## Records shown
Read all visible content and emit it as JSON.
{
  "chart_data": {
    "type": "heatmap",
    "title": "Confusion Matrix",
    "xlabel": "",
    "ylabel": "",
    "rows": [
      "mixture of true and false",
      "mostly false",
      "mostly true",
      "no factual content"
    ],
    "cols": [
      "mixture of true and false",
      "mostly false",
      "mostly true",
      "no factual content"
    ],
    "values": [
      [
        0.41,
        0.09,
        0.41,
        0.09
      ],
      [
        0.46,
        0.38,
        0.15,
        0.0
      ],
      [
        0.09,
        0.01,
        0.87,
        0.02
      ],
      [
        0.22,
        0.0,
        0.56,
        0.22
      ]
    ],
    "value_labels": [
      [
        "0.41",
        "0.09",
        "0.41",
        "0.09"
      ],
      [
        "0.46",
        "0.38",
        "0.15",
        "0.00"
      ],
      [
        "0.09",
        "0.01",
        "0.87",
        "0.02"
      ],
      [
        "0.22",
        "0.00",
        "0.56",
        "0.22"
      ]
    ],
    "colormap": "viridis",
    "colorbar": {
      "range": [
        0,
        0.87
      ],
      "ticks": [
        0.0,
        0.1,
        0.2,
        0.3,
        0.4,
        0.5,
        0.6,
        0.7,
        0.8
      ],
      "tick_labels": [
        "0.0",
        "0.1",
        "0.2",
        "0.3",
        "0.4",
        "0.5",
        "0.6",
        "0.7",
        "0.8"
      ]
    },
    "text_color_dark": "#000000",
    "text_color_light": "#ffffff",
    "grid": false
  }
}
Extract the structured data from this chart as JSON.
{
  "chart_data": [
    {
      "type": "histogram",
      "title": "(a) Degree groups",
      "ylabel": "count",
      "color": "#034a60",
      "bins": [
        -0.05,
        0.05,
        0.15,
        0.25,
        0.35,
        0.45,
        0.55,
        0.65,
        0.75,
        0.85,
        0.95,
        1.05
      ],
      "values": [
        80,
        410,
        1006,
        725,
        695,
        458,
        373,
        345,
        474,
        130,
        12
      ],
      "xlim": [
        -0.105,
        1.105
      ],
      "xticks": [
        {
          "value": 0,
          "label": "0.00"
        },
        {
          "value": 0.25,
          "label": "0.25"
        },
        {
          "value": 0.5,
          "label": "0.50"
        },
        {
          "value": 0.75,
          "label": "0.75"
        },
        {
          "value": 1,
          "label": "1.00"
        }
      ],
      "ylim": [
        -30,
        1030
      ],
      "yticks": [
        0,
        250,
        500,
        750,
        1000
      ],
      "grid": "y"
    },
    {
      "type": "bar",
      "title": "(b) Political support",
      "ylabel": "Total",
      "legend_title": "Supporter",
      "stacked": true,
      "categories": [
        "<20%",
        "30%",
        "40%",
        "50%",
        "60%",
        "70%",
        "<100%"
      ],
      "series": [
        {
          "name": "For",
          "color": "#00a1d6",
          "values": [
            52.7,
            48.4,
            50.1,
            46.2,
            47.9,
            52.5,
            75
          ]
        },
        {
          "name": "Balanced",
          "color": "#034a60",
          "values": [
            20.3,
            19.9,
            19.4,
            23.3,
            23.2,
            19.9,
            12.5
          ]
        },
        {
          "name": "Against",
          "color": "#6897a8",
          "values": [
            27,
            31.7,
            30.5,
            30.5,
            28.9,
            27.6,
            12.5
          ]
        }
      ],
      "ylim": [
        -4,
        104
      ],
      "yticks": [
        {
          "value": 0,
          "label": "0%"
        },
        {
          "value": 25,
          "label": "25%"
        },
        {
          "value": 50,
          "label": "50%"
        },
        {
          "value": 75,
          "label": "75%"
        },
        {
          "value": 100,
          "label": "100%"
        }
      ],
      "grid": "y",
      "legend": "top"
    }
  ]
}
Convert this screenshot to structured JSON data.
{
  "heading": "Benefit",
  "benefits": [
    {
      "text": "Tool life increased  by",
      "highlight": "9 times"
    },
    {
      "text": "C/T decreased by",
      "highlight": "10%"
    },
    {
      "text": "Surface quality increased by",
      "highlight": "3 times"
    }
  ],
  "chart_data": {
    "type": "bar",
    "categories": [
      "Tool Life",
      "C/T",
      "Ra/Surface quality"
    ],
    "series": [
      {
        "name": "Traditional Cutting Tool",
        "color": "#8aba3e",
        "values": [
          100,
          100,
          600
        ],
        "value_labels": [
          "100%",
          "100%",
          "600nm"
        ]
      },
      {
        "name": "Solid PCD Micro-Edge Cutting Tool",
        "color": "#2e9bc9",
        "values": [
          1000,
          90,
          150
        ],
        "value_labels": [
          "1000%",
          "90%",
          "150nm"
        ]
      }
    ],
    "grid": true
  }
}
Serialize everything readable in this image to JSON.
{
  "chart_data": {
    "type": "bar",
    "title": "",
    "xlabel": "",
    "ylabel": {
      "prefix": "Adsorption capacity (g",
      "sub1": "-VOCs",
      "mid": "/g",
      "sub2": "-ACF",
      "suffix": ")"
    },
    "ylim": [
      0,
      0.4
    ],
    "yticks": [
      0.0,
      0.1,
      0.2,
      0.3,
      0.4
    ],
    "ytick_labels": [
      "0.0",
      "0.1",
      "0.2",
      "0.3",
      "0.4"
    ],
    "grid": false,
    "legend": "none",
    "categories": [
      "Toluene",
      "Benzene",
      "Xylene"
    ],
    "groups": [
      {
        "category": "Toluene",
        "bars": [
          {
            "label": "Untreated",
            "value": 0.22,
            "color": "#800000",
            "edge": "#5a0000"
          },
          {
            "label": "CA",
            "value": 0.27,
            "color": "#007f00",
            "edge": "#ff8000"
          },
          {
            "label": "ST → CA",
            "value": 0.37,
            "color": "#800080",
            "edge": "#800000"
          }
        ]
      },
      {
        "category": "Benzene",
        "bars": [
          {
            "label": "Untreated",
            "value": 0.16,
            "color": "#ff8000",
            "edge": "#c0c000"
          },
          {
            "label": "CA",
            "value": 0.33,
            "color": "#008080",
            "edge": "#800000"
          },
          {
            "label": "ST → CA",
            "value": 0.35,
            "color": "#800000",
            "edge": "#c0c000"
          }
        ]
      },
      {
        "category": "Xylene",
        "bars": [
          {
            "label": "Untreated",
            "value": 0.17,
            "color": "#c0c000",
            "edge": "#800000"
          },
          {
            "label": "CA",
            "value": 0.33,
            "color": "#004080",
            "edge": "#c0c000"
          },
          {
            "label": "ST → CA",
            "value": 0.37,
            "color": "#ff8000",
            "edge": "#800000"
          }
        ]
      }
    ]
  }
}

## The request
Only lines with the string "grid" belong in your answer; copy each one.

## Solved problem
    "grid": false
      "grid": "y"
      "grid": "y",
    "grid": true
    "grid": false,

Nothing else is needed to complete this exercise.